▸ What you should do
Count lines with "Orig" in them. Report only the total.

▸ Data for this exercise
= = = =

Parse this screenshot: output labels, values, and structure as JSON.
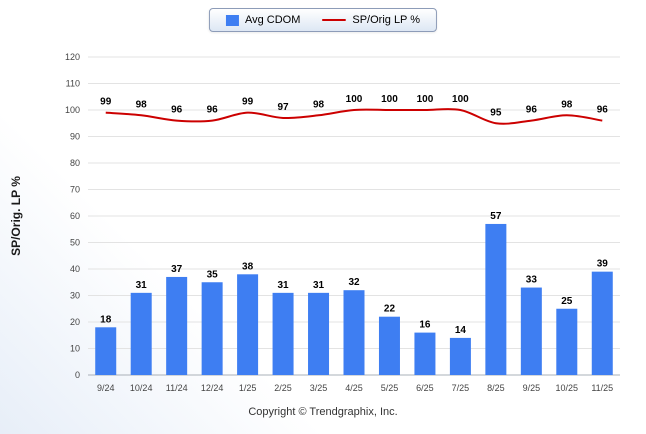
{
  "legend": {
    "items": [
      {
        "label": "Avg CDOM",
        "type": "bar",
        "color": "#3e7ef2"
      },
      {
        "label": "SP/Orig LP %",
        "type": "line",
        "color": "#cc0000"
      }
    ]
  },
  "footer": "Copyright © Trendgraphix, Inc.",
  "chart_data": {
    "type": "bar",
    "subtype": "combo-bar-line",
    "categories": [
      "9/24",
      "10/24",
      "11/24",
      "12/24",
      "1/25",
      "2/25",
      "3/25",
      "4/25",
      "5/25",
      "6/25",
      "7/25",
      "8/25",
      "9/25",
      "10/25",
      "11/25"
    ],
    "series": [
      {
        "name": "Avg CDOM",
        "type": "bar",
        "color": "#3e7ef2",
        "values": [
          18,
          31,
          37,
          35,
          38,
          31,
          31,
          32,
          22,
          16,
          14,
          57,
          33,
          25,
          39
        ]
      },
      {
        "name": "SP/Orig LP %",
        "type": "line",
        "color": "#cc0000",
        "values": [
          99,
          98,
          96,
          96,
          99,
          97,
          98,
          100,
          100,
          100,
          100,
          95,
          96,
          98,
          96
        ]
      }
    ],
    "title": "",
    "xlabel": "",
    "ylabel": "SP/Orig. LP %",
    "ylim": [
      0,
      120
    ],
    "ytick_step": 10,
    "grid": true,
    "legend_position": "top"
  }
}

= = = =

▸ Solved problem
3